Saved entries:
· · · ·

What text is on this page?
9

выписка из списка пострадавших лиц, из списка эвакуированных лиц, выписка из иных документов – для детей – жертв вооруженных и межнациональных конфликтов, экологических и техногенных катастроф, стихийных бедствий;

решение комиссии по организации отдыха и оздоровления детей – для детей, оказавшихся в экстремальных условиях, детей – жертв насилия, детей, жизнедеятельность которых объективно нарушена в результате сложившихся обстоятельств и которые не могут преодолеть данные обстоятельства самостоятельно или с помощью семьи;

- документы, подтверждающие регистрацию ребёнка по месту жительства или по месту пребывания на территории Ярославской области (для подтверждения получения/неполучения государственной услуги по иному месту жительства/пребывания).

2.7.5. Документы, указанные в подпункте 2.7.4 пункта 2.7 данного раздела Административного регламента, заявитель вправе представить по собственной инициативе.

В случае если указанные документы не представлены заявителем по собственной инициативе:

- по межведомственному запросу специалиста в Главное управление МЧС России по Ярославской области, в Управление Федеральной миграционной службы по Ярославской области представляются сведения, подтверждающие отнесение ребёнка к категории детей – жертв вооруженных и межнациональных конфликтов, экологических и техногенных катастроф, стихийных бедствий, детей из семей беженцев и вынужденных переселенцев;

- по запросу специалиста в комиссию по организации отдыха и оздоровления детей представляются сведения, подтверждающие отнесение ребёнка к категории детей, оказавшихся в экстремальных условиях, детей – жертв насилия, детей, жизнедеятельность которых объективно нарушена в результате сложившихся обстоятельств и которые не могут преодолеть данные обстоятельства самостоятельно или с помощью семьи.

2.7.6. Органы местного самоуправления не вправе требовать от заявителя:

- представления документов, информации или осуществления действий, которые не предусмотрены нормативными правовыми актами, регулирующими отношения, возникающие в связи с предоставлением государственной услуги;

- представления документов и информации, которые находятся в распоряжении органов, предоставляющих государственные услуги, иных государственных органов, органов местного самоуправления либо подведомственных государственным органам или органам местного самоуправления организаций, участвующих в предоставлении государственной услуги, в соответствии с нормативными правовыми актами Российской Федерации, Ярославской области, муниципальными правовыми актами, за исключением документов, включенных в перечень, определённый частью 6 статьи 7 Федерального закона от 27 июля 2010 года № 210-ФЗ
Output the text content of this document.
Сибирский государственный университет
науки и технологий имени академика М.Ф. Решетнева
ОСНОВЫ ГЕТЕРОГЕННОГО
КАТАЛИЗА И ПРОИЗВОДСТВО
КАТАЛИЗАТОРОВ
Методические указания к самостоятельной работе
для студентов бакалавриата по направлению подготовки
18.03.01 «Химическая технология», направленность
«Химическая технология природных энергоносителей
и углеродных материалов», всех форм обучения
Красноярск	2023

· · · ·

• [Short problem]: Return every line above that contains the word "самоуправления".

• [Finished task]:
2.7.6. Органы местного самоуправления не вправе требовать от заявителя:
- представления документов и информации, которые находятся в распоряжении органов, предоставляющих государственные услуги, иных государственных органов, органов местного самоуправления либо подведомственных государственным органам или органам местного самоуправления организаций, участвующих в предоставлении государственной услуги, в соответствии с нормативными правовыми актами Российской Федерации, Ярославской области, муниципальными правовыми актами, за исключением документов, включенных в перечень, определённый частью 6 статьи 7 Федерального закона от 27 июля 2010 года № 210-ФЗ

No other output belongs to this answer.